THE TASK:
Reproduce the listing exactly and skip over any pictures.

_ _ _

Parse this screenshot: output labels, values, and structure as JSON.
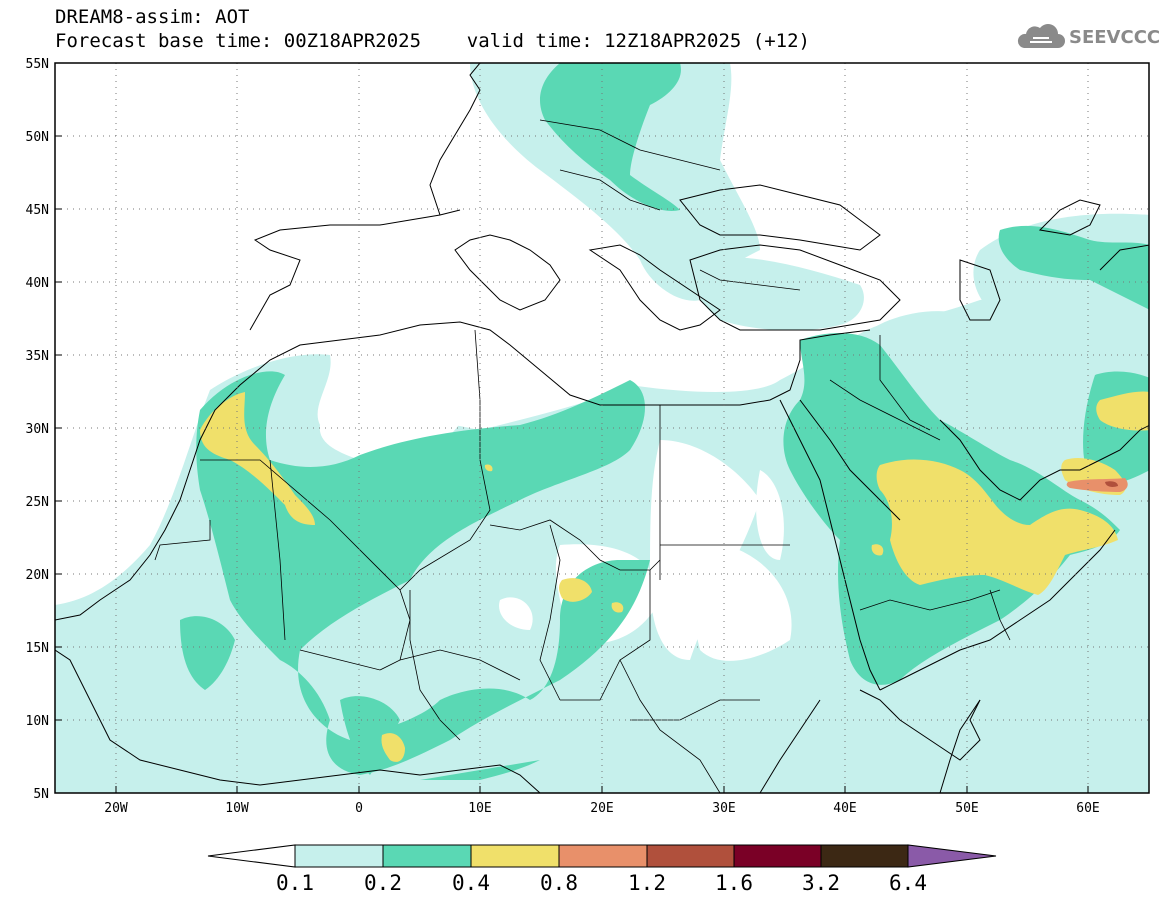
{
  "title": {
    "line1": "DREAM8-assim: AOT",
    "line2": "Forecast base time: 00Z18APR2025    valid time: 12Z18APR2025 (+12)"
  },
  "logo": {
    "text": "SEEVCCC",
    "icon": "cloud-icon"
  },
  "map": {
    "projection": "lat-lon",
    "lon_range": [
      -25,
      65
    ],
    "lat_range": [
      5,
      55
    ],
    "lat_labels": [
      "55N",
      "50N",
      "45N",
      "40N",
      "35N",
      "30N",
      "25N",
      "20N",
      "15N",
      "10N",
      "5N"
    ],
    "lon_labels": [
      "20W",
      "10W",
      "0",
      "10E",
      "20E",
      "30E",
      "40E",
      "50E",
      "60E"
    ],
    "grid": "dotted"
  },
  "colorbar": {
    "labels": [
      "0.1",
      "0.2",
      "0.4",
      "0.8",
      "1.2",
      "1.6",
      "3.2",
      "6.4"
    ],
    "colors": [
      "#c6f0ec",
      "#5ad8b4",
      "#f0e06a",
      "#e8906a",
      "#b0503c",
      "#7a0026",
      "#3c2814",
      "#8a5aa8"
    ]
  }
}
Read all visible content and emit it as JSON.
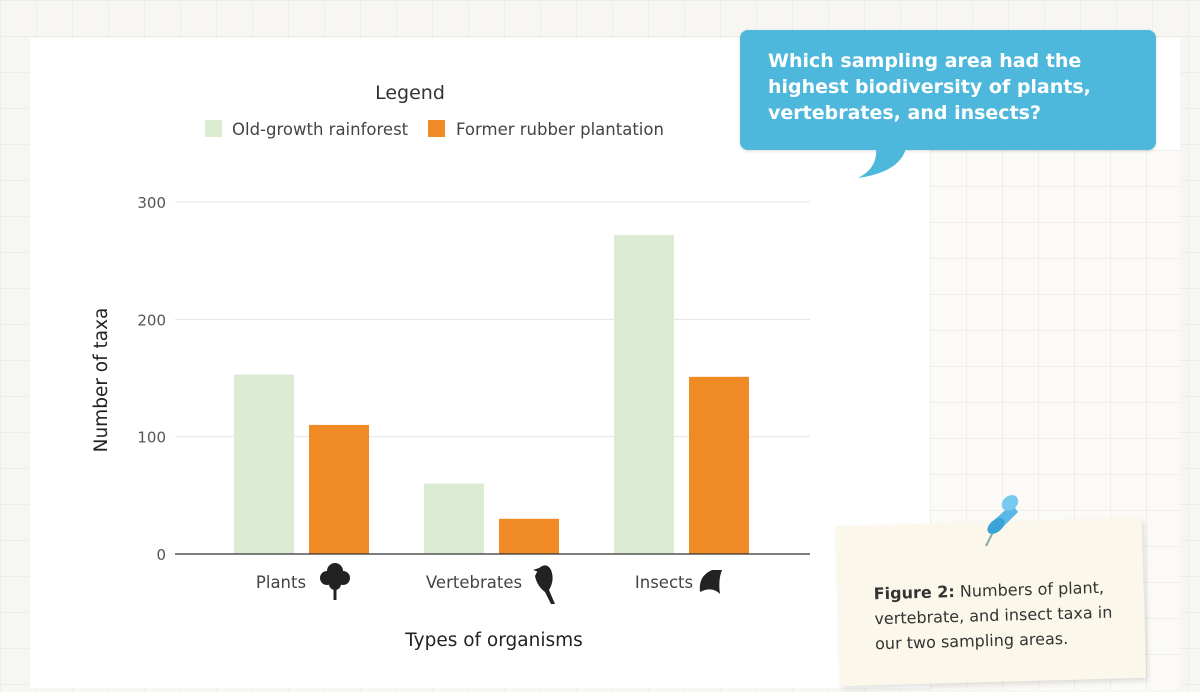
{
  "chart_data": {
    "type": "bar",
    "legend_title": "Legend",
    "categories": [
      "Plants",
      "Vertebrates",
      "Insects"
    ],
    "category_icons": [
      "tree-icon",
      "bird-icon",
      "moth-icon"
    ],
    "series": [
      {
        "name": "Old-growth rainforest",
        "values": [
          153,
          60,
          272
        ],
        "color": "#dcecd2"
      },
      {
        "name": "Former rubber plantation",
        "values": [
          110,
          30,
          151
        ],
        "color": "#f08a24"
      }
    ],
    "yticks": [
      0,
      100,
      200,
      300
    ],
    "ylim": [
      0,
      300
    ],
    "xlabel": "Types of organisms",
    "ylabel": "Number of taxa",
    "grid": true
  },
  "question": "Which sampling area had the highest biodiversity of plants, vertebrates, and insects?",
  "caption": {
    "label": "Figure 2:",
    "text": "Numbers of plant, vertebrate, and insect taxa in our two sampling areas."
  },
  "colors": {
    "bubble": "#4db8db",
    "note": "#fbf7ea",
    "pin": "#5bb8e6"
  }
}
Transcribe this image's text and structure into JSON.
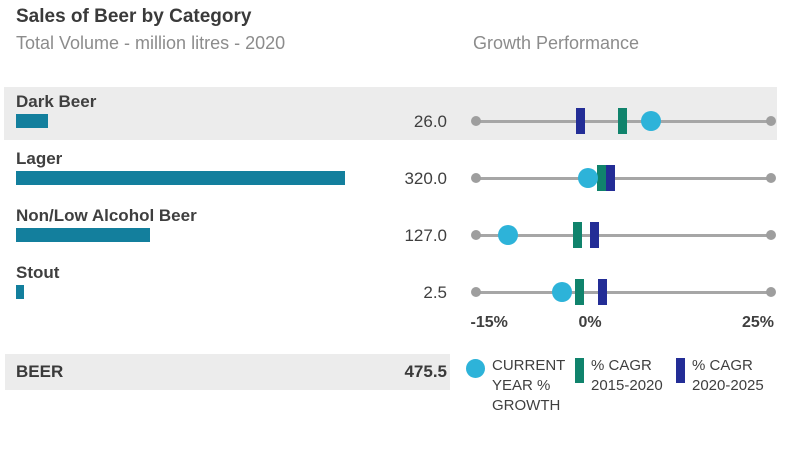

_ _ _

TASK SOLUTION:
Parse this screenshot: output labels, values, and structure as JSON.
{
  "title": {
    "line1": "DREAM8-assim: AOT",
    "line2": "Forecast base time: 00Z18APR2025    valid time: 12Z18APR2025 (+12)"
  },
  "logo": {
    "text": "SEEVCCC",
    "icon": "cloud-icon"
  },
  "map": {
    "projection": "lat-lon",
    "lon_range": [
      -25,
      65
    ],
    "lat_range": [
      5,
      55
    ],
    "lat_labels": [
      "55N",
      "50N",
      "45N",
      "40N",
      "35N",
      "30N",
      "25N",
      "20N",
      "15N",
      "10N",
      "5N"
    ],
    "lon_labels": [
      "20W",
      "10W",
      "0",
      "10E",
      "20E",
      "30E",
      "40E",
      "50E",
      "60E"
    ],
    "grid": "dotted"
  },
  "colorbar": {
    "labels": [
      "0.1",
      "0.2",
      "0.4",
      "0.8",
      "1.2",
      "1.6",
      "3.2",
      "6.4"
    ],
    "colors": [
      "#c6f0ec",
      "#5ad8b4",
      "#f0e06a",
      "#e8906a",
      "#b0503c",
      "#7a0026",
      "#3c2814",
      "#8a5aa8"
    ]
  }
}
Read all visible content and emit it as JSON.
{
  "chart_data": {
    "type": "bar",
    "legend_title": "Legend",
    "categories": [
      "Plants",
      "Vertebrates",
      "Insects"
    ],
    "category_icons": [
      "tree-icon",
      "bird-icon",
      "moth-icon"
    ],
    "series": [
      {
        "name": "Old-growth rainforest",
        "values": [
          153,
          60,
          272
        ],
        "color": "#dcecd2"
      },
      {
        "name": "Former rubber plantation",
        "values": [
          110,
          30,
          151
        ],
        "color": "#f08a24"
      }
    ],
    "yticks": [
      0,
      100,
      200,
      300
    ],
    "ylim": [
      0,
      300
    ],
    "xlabel": "Types of organisms",
    "ylabel": "Number of taxa",
    "grid": true
  },
  "question": "Which sampling area had the highest biodiversity of plants, vertebrates, and insects?",
  "caption": {
    "label": "Figure 2:",
    "text": "Numbers of plant, vertebrate, and insect taxa in our two sampling areas."
  },
  "colors": {
    "bubble": "#4db8db",
    "note": "#fbf7ea",
    "pin": "#5bb8e6"
  }
}
Transcribe this image's text and structure into JSON.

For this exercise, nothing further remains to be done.